SHORT TASK: Only the number is wanted: how many lines contain the word "image"?

-- START DATA FOR THIS EXERCISE --

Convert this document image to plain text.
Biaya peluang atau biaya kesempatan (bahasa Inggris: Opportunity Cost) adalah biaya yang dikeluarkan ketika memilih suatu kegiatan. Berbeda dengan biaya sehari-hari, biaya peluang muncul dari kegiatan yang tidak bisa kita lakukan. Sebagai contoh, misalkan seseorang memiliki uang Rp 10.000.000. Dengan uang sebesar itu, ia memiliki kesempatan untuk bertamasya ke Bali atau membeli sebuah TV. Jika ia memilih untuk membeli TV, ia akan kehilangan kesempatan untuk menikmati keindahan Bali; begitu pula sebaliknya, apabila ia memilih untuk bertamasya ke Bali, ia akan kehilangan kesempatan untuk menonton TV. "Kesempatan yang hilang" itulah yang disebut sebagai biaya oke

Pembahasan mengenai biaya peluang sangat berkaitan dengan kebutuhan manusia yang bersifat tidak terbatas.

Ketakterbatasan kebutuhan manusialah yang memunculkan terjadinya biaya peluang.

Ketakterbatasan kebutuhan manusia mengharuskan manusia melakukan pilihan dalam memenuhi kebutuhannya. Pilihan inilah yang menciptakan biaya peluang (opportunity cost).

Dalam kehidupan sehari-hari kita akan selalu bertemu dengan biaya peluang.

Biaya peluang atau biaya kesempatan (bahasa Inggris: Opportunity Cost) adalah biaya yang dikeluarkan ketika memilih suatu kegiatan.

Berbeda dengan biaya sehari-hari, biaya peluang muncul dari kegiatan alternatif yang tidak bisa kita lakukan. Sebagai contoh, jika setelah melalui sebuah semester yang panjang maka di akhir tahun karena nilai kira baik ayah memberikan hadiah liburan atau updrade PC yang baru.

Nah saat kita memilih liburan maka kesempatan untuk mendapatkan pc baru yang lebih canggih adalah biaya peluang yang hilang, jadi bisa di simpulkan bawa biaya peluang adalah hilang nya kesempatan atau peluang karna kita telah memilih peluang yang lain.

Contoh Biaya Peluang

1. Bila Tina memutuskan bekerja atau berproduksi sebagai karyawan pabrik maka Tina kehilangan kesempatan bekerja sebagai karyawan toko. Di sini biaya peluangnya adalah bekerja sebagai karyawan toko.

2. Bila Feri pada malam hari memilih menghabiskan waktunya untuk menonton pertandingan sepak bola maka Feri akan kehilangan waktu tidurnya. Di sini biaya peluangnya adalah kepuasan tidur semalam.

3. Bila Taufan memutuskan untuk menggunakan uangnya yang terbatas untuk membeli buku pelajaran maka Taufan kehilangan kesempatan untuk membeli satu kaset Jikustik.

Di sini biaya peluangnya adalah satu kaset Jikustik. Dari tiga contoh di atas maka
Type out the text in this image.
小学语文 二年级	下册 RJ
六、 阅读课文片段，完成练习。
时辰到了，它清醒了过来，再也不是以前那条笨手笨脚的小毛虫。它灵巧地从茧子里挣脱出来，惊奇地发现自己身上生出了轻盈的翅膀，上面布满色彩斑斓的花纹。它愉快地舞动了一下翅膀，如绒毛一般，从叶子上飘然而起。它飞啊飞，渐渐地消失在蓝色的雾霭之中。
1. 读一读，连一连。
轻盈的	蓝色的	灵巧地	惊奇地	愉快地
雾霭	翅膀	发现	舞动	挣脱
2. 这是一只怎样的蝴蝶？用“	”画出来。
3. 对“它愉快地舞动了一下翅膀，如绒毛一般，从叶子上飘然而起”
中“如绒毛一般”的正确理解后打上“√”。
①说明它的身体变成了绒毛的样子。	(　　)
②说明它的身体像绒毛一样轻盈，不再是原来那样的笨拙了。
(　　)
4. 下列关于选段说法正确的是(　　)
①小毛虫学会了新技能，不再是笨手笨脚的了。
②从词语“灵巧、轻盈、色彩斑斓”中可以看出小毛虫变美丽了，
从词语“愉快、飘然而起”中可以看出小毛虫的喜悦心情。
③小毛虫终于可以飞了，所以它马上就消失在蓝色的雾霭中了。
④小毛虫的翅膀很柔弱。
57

-- END DATA FOR THIS EXERCISE --

WRITTEN RESPONSE: 2